[Extracts from a graphics dataset]
------------

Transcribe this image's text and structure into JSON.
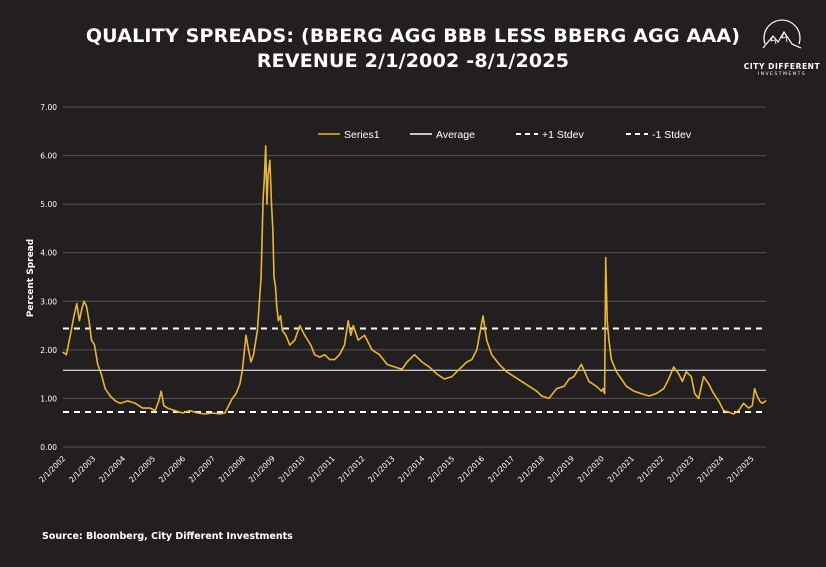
{
  "header": {
    "title_line1": "QUALITY SPREADS: (BBERG AGG BBB LESS BBERG AGG AAA)",
    "title_line2": "REVENUE 2/1/2002 -8/1/2025"
  },
  "logo": {
    "name": "CITY DIFFERENT",
    "sub": "INVESTMENTS"
  },
  "footer": {
    "source": "Source: Bloomberg, City Different Investments"
  },
  "colors": {
    "background": "#231f20",
    "series": "#e8b53a",
    "grid": "#5a5657",
    "reference": "#ffffff"
  },
  "chart_data": {
    "type": "line",
    "title": "QUALITY SPREADS: (BBERG AGG BBB LESS BBERG AGG AAA) REVENUE 2/1/2002 -8/1/2025",
    "xlabel": "",
    "ylabel": "Percent Spread",
    "ylim": [
      0,
      7
    ],
    "xlim": [
      "2/1/2002",
      "8/1/2025"
    ],
    "yticks": [
      "0.00",
      "1.00",
      "2.00",
      "3.00",
      "4.00",
      "5.00",
      "6.00",
      "7.00"
    ],
    "xticks": [
      "2/1/2002",
      "2/1/2003",
      "2/1/2004",
      "2/1/2005",
      "2/1/2006",
      "2/1/2007",
      "2/1/2008",
      "2/1/2009",
      "2/1/2010",
      "2/1/2011",
      "2/1/2012",
      "2/1/2013",
      "2/1/2014",
      "2/1/2015",
      "2/1/2016",
      "2/1/2017",
      "2/1/2018",
      "2/1/2019",
      "2/1/2020",
      "2/1/2021",
      "2/1/2022",
      "2/1/2023",
      "2/1/2024",
      "2/1/2025"
    ],
    "grid": true,
    "legend_position": "top-right",
    "legend": [
      {
        "label": "Series1",
        "style": "solid",
        "color": "#e8b53a"
      },
      {
        "label": "Average",
        "style": "solid",
        "color": "#ffffff"
      },
      {
        "label": "+1 Stdev",
        "style": "dashed",
        "color": "#ffffff"
      },
      {
        "label": "-1 Stdev",
        "style": "dashed",
        "color": "#ffffff"
      }
    ],
    "reference_lines": {
      "Average": 1.58,
      "+1 Stdev": 2.44,
      "-1 Stdev": 0.72
    },
    "series": [
      {
        "name": "Series1",
        "x": [
          "2002-02-01",
          "2002-03-15",
          "2002-05-01",
          "2002-06-15",
          "2002-07-20",
          "2002-08-20",
          "2002-09-20",
          "2002-10-15",
          "2002-11-15",
          "2002-12-15",
          "2003-01-15",
          "2003-02-20",
          "2003-04-01",
          "2003-05-15",
          "2003-07-01",
          "2003-09-01",
          "2003-11-01",
          "2004-01-01",
          "2004-04-01",
          "2004-07-01",
          "2004-10-01",
          "2005-01-01",
          "2005-03-01",
          "2005-04-15",
          "2005-05-15",
          "2005-06-15",
          "2005-08-01",
          "2005-11-01",
          "2006-02-01",
          "2006-05-01",
          "2006-08-01",
          "2006-11-01",
          "2007-02-01",
          "2007-05-01",
          "2007-07-01",
          "2007-08-15",
          "2007-10-01",
          "2007-11-15",
          "2008-01-01",
          "2008-02-01",
          "2008-03-15",
          "2008-04-15",
          "2008-05-15",
          "2008-06-15",
          "2008-08-01",
          "2008-09-15",
          "2008-10-10",
          "2008-10-25",
          "2008-11-10",
          "2008-11-25",
          "2008-12-10",
          "2009-01-01",
          "2009-01-20",
          "2009-02-05",
          "2009-02-20",
          "2009-03-10",
          "2009-03-25",
          "2009-04-15",
          "2009-05-10",
          "2009-06-01",
          "2009-07-15",
          "2009-09-01",
          "2009-11-01",
          "2010-01-01",
          "2010-03-01",
          "2010-05-15",
          "2010-07-01",
          "2010-09-01",
          "2010-11-01",
          "2011-01-01",
          "2011-03-01",
          "2011-05-01",
          "2011-07-01",
          "2011-08-15",
          "2011-09-15",
          "2011-10-15",
          "2011-12-15",
          "2012-03-01",
          "2012-06-01",
          "2012-09-01",
          "2012-12-01",
          "2013-03-01",
          "2013-06-01",
          "2013-08-01",
          "2013-11-01",
          "2014-02-01",
          "2014-05-01",
          "2014-08-01",
          "2014-11-01",
          "2015-02-01",
          "2015-05-01",
          "2015-08-01",
          "2015-10-01",
          "2015-12-01",
          "2016-02-15",
          "2016-04-01",
          "2016-06-01",
          "2016-09-01",
          "2016-12-01",
          "2017-03-01",
          "2017-06-01",
          "2017-09-01",
          "2017-12-01",
          "2018-02-01",
          "2018-05-01",
          "2018-08-01",
          "2018-11-01",
          "2019-01-01",
          "2019-03-01",
          "2019-06-01",
          "2019-09-01",
          "2019-12-01",
          "2020-02-01",
          "2020-02-20",
          "2020-03-10",
          "2020-03-23",
          "2020-04-10",
          "2020-05-01",
          "2020-06-01",
          "2020-08-01",
          "2020-10-01",
          "2020-12-01",
          "2021-03-01",
          "2021-06-01",
          "2021-09-01",
          "2021-12-01",
          "2022-03-01",
          "2022-05-01",
          "2022-07-01",
          "2022-09-01",
          "2022-10-15",
          "2022-12-01",
          "2023-02-01",
          "2023-03-15",
          "2023-05-01",
          "2023-07-01",
          "2023-09-01",
          "2023-11-01",
          "2024-01-01",
          "2024-03-01",
          "2024-05-01",
          "2024-07-01",
          "2024-09-01",
          "2024-11-01",
          "2025-01-01",
          "2025-02-15",
          "2025-03-15",
          "2025-04-15",
          "2025-05-15",
          "2025-06-15",
          "2025-08-01"
        ],
        "values": [
          1.95,
          1.9,
          2.3,
          2.7,
          2.95,
          2.6,
          2.85,
          3.0,
          2.9,
          2.6,
          2.2,
          2.1,
          1.7,
          1.5,
          1.2,
          1.05,
          0.95,
          0.9,
          0.95,
          0.9,
          0.8,
          0.8,
          0.75,
          0.95,
          1.15,
          0.85,
          0.8,
          0.75,
          0.7,
          0.75,
          0.7,
          0.68,
          0.7,
          0.68,
          0.7,
          0.85,
          1.0,
          1.1,
          1.3,
          1.6,
          2.3,
          2.0,
          1.75,
          1.9,
          2.4,
          3.5,
          5.1,
          5.5,
          6.2,
          5.0,
          5.6,
          5.9,
          5.0,
          4.5,
          3.5,
          3.3,
          2.9,
          2.6,
          2.7,
          2.4,
          2.3,
          2.1,
          2.2,
          2.5,
          2.3,
          2.1,
          1.9,
          1.85,
          1.9,
          1.8,
          1.8,
          1.9,
          2.1,
          2.6,
          2.3,
          2.5,
          2.2,
          2.3,
          2.0,
          1.9,
          1.7,
          1.65,
          1.6,
          1.75,
          1.9,
          1.75,
          1.65,
          1.5,
          1.4,
          1.45,
          1.6,
          1.75,
          1.8,
          2.0,
          2.7,
          2.2,
          1.9,
          1.7,
          1.55,
          1.45,
          1.35,
          1.25,
          1.15,
          1.05,
          1.0,
          1.2,
          1.25,
          1.4,
          1.45,
          1.7,
          1.35,
          1.25,
          1.15,
          1.2,
          1.1,
          3.9,
          2.6,
          2.2,
          1.8,
          1.55,
          1.4,
          1.25,
          1.15,
          1.1,
          1.05,
          1.1,
          1.2,
          1.4,
          1.65,
          1.5,
          1.35,
          1.55,
          1.45,
          1.1,
          1.0,
          1.45,
          1.3,
          1.1,
          0.95,
          0.75,
          0.72,
          0.68,
          0.75,
          0.9,
          0.8,
          0.85,
          1.2,
          1.05,
          0.95,
          0.9,
          0.95
        ]
      }
    ]
  }
}
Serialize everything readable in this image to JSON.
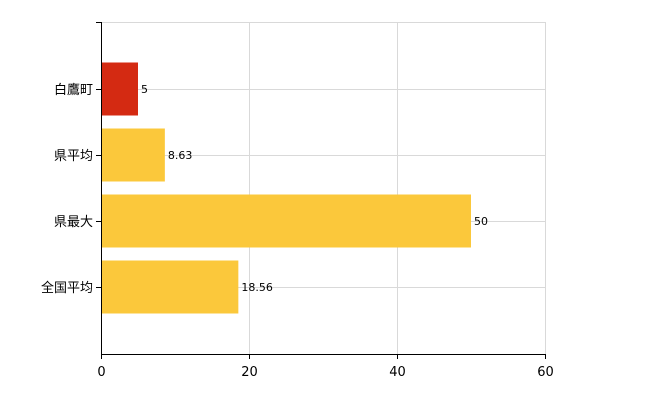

------------

WHAT YOU HAVE TO DO: Write every record out again exactly; no pictures belong in the copy.

FINISHED EXERCISE:
Transcribe this image's text and structure into JSON.
{
  "header": {
    "title_line1": "QUALITY SPREADS: (BBERG AGG BBB LESS BBERG AGG AAA)",
    "title_line2": "REVENUE 2/1/2002 -8/1/2025"
  },
  "logo": {
    "name": "CITY DIFFERENT",
    "sub": "INVESTMENTS"
  },
  "footer": {
    "source": "Source: Bloomberg, City Different Investments"
  },
  "colors": {
    "background": "#231f20",
    "series": "#e8b53a",
    "grid": "#5a5657",
    "reference": "#ffffff"
  },
  "chart_data": {
    "type": "line",
    "title": "QUALITY SPREADS: (BBERG AGG BBB LESS BBERG AGG AAA) REVENUE 2/1/2002 -8/1/2025",
    "xlabel": "",
    "ylabel": "Percent Spread",
    "ylim": [
      0,
      7
    ],
    "xlim": [
      "2/1/2002",
      "8/1/2025"
    ],
    "yticks": [
      "0.00",
      "1.00",
      "2.00",
      "3.00",
      "4.00",
      "5.00",
      "6.00",
      "7.00"
    ],
    "xticks": [
      "2/1/2002",
      "2/1/2003",
      "2/1/2004",
      "2/1/2005",
      "2/1/2006",
      "2/1/2007",
      "2/1/2008",
      "2/1/2009",
      "2/1/2010",
      "2/1/2011",
      "2/1/2012",
      "2/1/2013",
      "2/1/2014",
      "2/1/2015",
      "2/1/2016",
      "2/1/2017",
      "2/1/2018",
      "2/1/2019",
      "2/1/2020",
      "2/1/2021",
      "2/1/2022",
      "2/1/2023",
      "2/1/2024",
      "2/1/2025"
    ],
    "grid": true,
    "legend_position": "top-right",
    "legend": [
      {
        "label": "Series1",
        "style": "solid",
        "color": "#e8b53a"
      },
      {
        "label": "Average",
        "style": "solid",
        "color": "#ffffff"
      },
      {
        "label": "+1 Stdev",
        "style": "dashed",
        "color": "#ffffff"
      },
      {
        "label": "-1 Stdev",
        "style": "dashed",
        "color": "#ffffff"
      }
    ],
    "reference_lines": {
      "Average": 1.58,
      "+1 Stdev": 2.44,
      "-1 Stdev": 0.72
    },
    "series": [
      {
        "name": "Series1",
        "x": [
          "2002-02-01",
          "2002-03-15",
          "2002-05-01",
          "2002-06-15",
          "2002-07-20",
          "2002-08-20",
          "2002-09-20",
          "2002-10-15",
          "2002-11-15",
          "2002-12-15",
          "2003-01-15",
          "2003-02-20",
          "2003-04-01",
          "2003-05-15",
          "2003-07-01",
          "2003-09-01",
          "2003-11-01",
          "2004-01-01",
          "2004-04-01",
          "2004-07-01",
          "2004-10-01",
          "2005-01-01",
          "2005-03-01",
          "2005-04-15",
          "2005-05-15",
          "2005-06-15",
          "2005-08-01",
          "2005-11-01",
          "2006-02-01",
          "2006-05-01",
          "2006-08-01",
          "2006-11-01",
          "2007-02-01",
          "2007-05-01",
          "2007-07-01",
          "2007-08-15",
          "2007-10-01",
          "2007-11-15",
          "2008-01-01",
          "2008-02-01",
          "2008-03-15",
          "2008-04-15",
          "2008-05-15",
          "2008-06-15",
          "2008-08-01",
          "2008-09-15",
          "2008-10-10",
          "2008-10-25",
          "2008-11-10",
          "2008-11-25",
          "2008-12-10",
          "2009-01-01",
          "2009-01-20",
          "2009-02-05",
          "2009-02-20",
          "2009-03-10",
          "2009-03-25",
          "2009-04-15",
          "2009-05-10",
          "2009-06-01",
          "2009-07-15",
          "2009-09-01",
          "2009-11-01",
          "2010-01-01",
          "2010-03-01",
          "2010-05-15",
          "2010-07-01",
          "2010-09-01",
          "2010-11-01",
          "2011-01-01",
          "2011-03-01",
          "2011-05-01",
          "2011-07-01",
          "2011-08-15",
          "2011-09-15",
          "2011-10-15",
          "2011-12-15",
          "2012-03-01",
          "2012-06-01",
          "2012-09-01",
          "2012-12-01",
          "2013-03-01",
          "2013-06-01",
          "2013-08-01",
          "2013-11-01",
          "2014-02-01",
          "2014-05-01",
          "2014-08-01",
          "2014-11-01",
          "2015-02-01",
          "2015-05-01",
          "2015-08-01",
          "2015-10-01",
          "2015-12-01",
          "2016-02-15",
          "2016-04-01",
          "2016-06-01",
          "2016-09-01",
          "2016-12-01",
          "2017-03-01",
          "2017-06-01",
          "2017-09-01",
          "2017-12-01",
          "2018-02-01",
          "2018-05-01",
          "2018-08-01",
          "2018-11-01",
          "2019-01-01",
          "2019-03-01",
          "2019-06-01",
          "2019-09-01",
          "2019-12-01",
          "2020-02-01",
          "2020-02-20",
          "2020-03-10",
          "2020-03-23",
          "2020-04-10",
          "2020-05-01",
          "2020-06-01",
          "2020-08-01",
          "2020-10-01",
          "2020-12-01",
          "2021-03-01",
          "2021-06-01",
          "2021-09-01",
          "2021-12-01",
          "2022-03-01",
          "2022-05-01",
          "2022-07-01",
          "2022-09-01",
          "2022-10-15",
          "2022-12-01",
          "2023-02-01",
          "2023-03-15",
          "2023-05-01",
          "2023-07-01",
          "2023-09-01",
          "2023-11-01",
          "2024-01-01",
          "2024-03-01",
          "2024-05-01",
          "2024-07-01",
          "2024-09-01",
          "2024-11-01",
          "2025-01-01",
          "2025-02-15",
          "2025-03-15",
          "2025-04-15",
          "2025-05-15",
          "2025-06-15",
          "2025-08-01"
        ],
        "values": [
          1.95,
          1.9,
          2.3,
          2.7,
          2.95,
          2.6,
          2.85,
          3.0,
          2.9,
          2.6,
          2.2,
          2.1,
          1.7,
          1.5,
          1.2,
          1.05,
          0.95,
          0.9,
          0.95,
          0.9,
          0.8,
          0.8,
          0.75,
          0.95,
          1.15,
          0.85,
          0.8,
          0.75,
          0.7,
          0.75,
          0.7,
          0.68,
          0.7,
          0.68,
          0.7,
          0.85,
          1.0,
          1.1,
          1.3,
          1.6,
          2.3,
          2.0,
          1.75,
          1.9,
          2.4,
          3.5,
          5.1,
          5.5,
          6.2,
          5.0,
          5.6,
          5.9,
          5.0,
          4.5,
          3.5,
          3.3,
          2.9,
          2.6,
          2.7,
          2.4,
          2.3,
          2.1,
          2.2,
          2.5,
          2.3,
          2.1,
          1.9,
          1.85,
          1.9,
          1.8,
          1.8,
          1.9,
          2.1,
          2.6,
          2.3,
          2.5,
          2.2,
          2.3,
          2.0,
          1.9,
          1.7,
          1.65,
          1.6,
          1.75,
          1.9,
          1.75,
          1.65,
          1.5,
          1.4,
          1.45,
          1.6,
          1.75,
          1.8,
          2.0,
          2.7,
          2.2,
          1.9,
          1.7,
          1.55,
          1.45,
          1.35,
          1.25,
          1.15,
          1.05,
          1.0,
          1.2,
          1.25,
          1.4,
          1.45,
          1.7,
          1.35,
          1.25,
          1.15,
          1.2,
          1.1,
          3.9,
          2.6,
          2.2,
          1.8,
          1.55,
          1.4,
          1.25,
          1.15,
          1.1,
          1.05,
          1.1,
          1.2,
          1.4,
          1.65,
          1.5,
          1.35,
          1.55,
          1.45,
          1.1,
          1.0,
          1.45,
          1.3,
          1.1,
          0.95,
          0.75,
          0.72,
          0.68,
          0.75,
          0.9,
          0.8,
          0.85,
          1.2,
          1.05,
          0.95,
          0.9,
          0.95
        ]
      }
    ]
  }
}
Serialize everything readable in this image to JSON.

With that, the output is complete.